__Supplied material__
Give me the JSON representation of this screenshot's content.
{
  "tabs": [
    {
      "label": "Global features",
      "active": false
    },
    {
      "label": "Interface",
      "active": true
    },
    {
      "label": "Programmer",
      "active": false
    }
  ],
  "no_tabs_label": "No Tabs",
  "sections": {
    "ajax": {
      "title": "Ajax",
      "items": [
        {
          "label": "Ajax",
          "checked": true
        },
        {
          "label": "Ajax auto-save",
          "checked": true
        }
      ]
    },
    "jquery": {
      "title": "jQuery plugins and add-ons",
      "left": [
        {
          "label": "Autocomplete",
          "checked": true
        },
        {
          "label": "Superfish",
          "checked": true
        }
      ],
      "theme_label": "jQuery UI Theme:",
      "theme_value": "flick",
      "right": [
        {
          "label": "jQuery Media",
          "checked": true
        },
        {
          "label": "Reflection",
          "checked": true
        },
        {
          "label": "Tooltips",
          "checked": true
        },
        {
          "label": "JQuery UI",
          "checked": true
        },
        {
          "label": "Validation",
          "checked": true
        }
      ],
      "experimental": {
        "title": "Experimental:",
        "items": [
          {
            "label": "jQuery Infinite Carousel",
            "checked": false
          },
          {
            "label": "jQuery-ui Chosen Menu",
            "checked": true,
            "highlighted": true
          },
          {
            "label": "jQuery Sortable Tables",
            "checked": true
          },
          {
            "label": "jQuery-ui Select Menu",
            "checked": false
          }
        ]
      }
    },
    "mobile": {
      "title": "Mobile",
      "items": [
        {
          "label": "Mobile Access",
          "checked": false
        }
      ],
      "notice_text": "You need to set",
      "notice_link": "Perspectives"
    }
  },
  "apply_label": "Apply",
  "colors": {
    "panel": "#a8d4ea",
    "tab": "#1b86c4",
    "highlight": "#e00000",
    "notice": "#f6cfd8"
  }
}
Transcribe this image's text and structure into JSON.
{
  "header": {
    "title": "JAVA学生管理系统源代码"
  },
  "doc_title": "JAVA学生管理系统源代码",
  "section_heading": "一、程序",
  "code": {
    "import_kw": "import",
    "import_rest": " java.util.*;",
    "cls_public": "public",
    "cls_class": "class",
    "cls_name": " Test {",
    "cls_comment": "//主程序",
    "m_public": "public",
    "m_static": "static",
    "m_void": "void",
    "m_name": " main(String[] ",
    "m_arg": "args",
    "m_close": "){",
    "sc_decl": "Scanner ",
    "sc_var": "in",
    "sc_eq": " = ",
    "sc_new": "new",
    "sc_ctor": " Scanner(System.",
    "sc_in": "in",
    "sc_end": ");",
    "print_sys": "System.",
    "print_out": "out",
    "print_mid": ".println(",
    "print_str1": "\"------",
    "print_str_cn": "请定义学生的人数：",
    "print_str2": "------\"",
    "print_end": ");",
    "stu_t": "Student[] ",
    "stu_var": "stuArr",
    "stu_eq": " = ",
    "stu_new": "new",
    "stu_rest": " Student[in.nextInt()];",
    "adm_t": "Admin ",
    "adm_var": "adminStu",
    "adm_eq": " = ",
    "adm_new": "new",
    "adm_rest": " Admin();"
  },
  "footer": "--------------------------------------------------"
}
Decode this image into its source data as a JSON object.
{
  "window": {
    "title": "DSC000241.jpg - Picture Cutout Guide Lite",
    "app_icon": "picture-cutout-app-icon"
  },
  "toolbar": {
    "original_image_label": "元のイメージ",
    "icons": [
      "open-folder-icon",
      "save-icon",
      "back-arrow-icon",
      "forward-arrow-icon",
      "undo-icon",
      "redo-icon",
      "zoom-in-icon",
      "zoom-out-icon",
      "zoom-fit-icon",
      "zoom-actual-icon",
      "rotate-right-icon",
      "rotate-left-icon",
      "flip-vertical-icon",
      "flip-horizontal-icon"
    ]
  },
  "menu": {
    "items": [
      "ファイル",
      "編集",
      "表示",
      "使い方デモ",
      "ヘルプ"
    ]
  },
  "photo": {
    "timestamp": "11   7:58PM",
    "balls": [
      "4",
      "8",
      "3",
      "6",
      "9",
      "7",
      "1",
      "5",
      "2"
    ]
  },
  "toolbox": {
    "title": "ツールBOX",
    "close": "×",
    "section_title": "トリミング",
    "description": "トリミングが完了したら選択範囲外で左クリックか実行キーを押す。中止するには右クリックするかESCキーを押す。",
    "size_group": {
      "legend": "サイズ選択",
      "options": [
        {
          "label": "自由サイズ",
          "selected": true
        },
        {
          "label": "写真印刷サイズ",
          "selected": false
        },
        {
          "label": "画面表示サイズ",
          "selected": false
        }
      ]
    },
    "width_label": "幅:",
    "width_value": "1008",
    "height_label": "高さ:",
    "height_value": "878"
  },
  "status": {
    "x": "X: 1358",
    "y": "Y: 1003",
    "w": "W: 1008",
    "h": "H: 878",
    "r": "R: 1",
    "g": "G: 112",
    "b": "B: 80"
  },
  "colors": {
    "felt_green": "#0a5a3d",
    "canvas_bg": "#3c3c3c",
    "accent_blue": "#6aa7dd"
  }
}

__What you need to do__
Take the records above and return them exactly as written.

__Task output__
Give me the JSON representation of this screenshot's content.
{
  "tabs": [
    {
      "label": "Global features",
      "active": false
    },
    {
      "label": "Interface",
      "active": true
    },
    {
      "label": "Programmer",
      "active": false
    }
  ],
  "no_tabs_label": "No Tabs",
  "sections": {
    "ajax": {
      "title": "Ajax",
      "items": [
        {
          "label": "Ajax",
          "checked": true
        },
        {
          "label": "Ajax auto-save",
          "checked": true
        }
      ]
    },
    "jquery": {
      "title": "jQuery plugins and add-ons",
      "left": [
        {
          "label": "Autocomplete",
          "checked": true
        },
        {
          "label": "Superfish",
          "checked": true
        }
      ],
      "theme_label": "jQuery UI Theme:",
      "theme_value": "flick",
      "right": [
        {
          "label": "jQuery Media",
          "checked": true
        },
        {
          "label": "Reflection",
          "checked": true
        },
        {
          "label": "Tooltips",
          "checked": true
        },
        {
          "label": "JQuery UI",
          "checked": true
        },
        {
          "label": "Validation",
          "checked": true
        }
      ],
      "experimental": {
        "title": "Experimental:",
        "items": [
          {
            "label": "jQuery Infinite Carousel",
            "checked": false
          },
          {
            "label": "jQuery-ui Chosen Menu",
            "checked": true,
            "highlighted": true
          },
          {
            "label": "jQuery Sortable Tables",
            "checked": true
          },
          {
            "label": "jQuery-ui Select Menu",
            "checked": false
          }
        ]
      }
    },
    "mobile": {
      "title": "Mobile",
      "items": [
        {
          "label": "Mobile Access",
          "checked": false
        }
      ],
      "notice_text": "You need to set",
      "notice_link": "Perspectives"
    }
  },
  "apply_label": "Apply",
  "colors": {
    "panel": "#a8d4ea",
    "tab": "#1b86c4",
    "highlight": "#e00000",
    "notice": "#f6cfd8"
  }
}
Transcribe this image's text and structure into JSON.
{
  "header": {
    "title": "JAVA学生管理系统源代码"
  },
  "doc_title": "JAVA学生管理系统源代码",
  "section_heading": "一、程序",
  "code": {
    "import_kw": "import",
    "import_rest": " java.util.*;",
    "cls_public": "public",
    "cls_class": "class",
    "cls_name": " Test {",
    "cls_comment": "//主程序",
    "m_public": "public",
    "m_static": "static",
    "m_void": "void",
    "m_name": " main(String[] ",
    "m_arg": "args",
    "m_close": "){",
    "sc_decl": "Scanner ",
    "sc_var": "in",
    "sc_eq": " = ",
    "sc_new": "new",
    "sc_ctor": " Scanner(System.",
    "sc_in": "in",
    "sc_end": ");",
    "print_sys": "System.",
    "print_out": "out",
    "print_mid": ".println(",
    "print_str1": "\"------",
    "print_str_cn": "请定义学生的人数：",
    "print_str2": "------\"",
    "print_end": ");",
    "stu_t": "Student[] ",
    "stu_var": "stuArr",
    "stu_eq": " = ",
    "stu_new": "new",
    "stu_rest": " Student[in.nextInt()];",
    "adm_t": "Admin ",
    "adm_var": "adminStu",
    "adm_eq": " = ",
    "adm_new": "new",
    "adm_rest": " Admin();"
  },
  "footer": "--------------------------------------------------"
}
Decode this image into its source data as a JSON object.
{
  "window": {
    "title": "DSC000241.jpg - Picture Cutout Guide Lite",
    "app_icon": "picture-cutout-app-icon"
  },
  "toolbar": {
    "original_image_label": "元のイメージ",
    "icons": [
      "open-folder-icon",
      "save-icon",
      "back-arrow-icon",
      "forward-arrow-icon",
      "undo-icon",
      "redo-icon",
      "zoom-in-icon",
      "zoom-out-icon",
      "zoom-fit-icon",
      "zoom-actual-icon",
      "rotate-right-icon",
      "rotate-left-icon",
      "flip-vertical-icon",
      "flip-horizontal-icon"
    ]
  },
  "menu": {
    "items": [
      "ファイル",
      "編集",
      "表示",
      "使い方デモ",
      "ヘルプ"
    ]
  },
  "photo": {
    "timestamp": "11   7:58PM",
    "balls": [
      "4",
      "8",
      "3",
      "6",
      "9",
      "7",
      "1",
      "5",
      "2"
    ]
  },
  "toolbox": {
    "title": "ツールBOX",
    "close": "×",
    "section_title": "トリミング",
    "description": "トリミングが完了したら選択範囲外で左クリックか実行キーを押す。中止するには右クリックするかESCキーを押す。",
    "size_group": {
      "legend": "サイズ選択",
      "options": [
        {
          "label": "自由サイズ",
          "selected": true
        },
        {
          "label": "写真印刷サイズ",
          "selected": false
        },
        {
          "label": "画面表示サイズ",
          "selected": false
        }
      ]
    },
    "width_label": "幅:",
    "width_value": "1008",
    "height_label": "高さ:",
    "height_value": "878"
  },
  "status": {
    "x": "X: 1358",
    "y": "Y: 1003",
    "w": "W: 1008",
    "h": "H: 878",
    "r": "R: 1",
    "g": "G: 112",
    "b": "B: 80"
  },
  "colors": {
    "felt_green": "#0a5a3d",
    "canvas_bg": "#3c3c3c",
    "accent_blue": "#6aa7dd"
  }
}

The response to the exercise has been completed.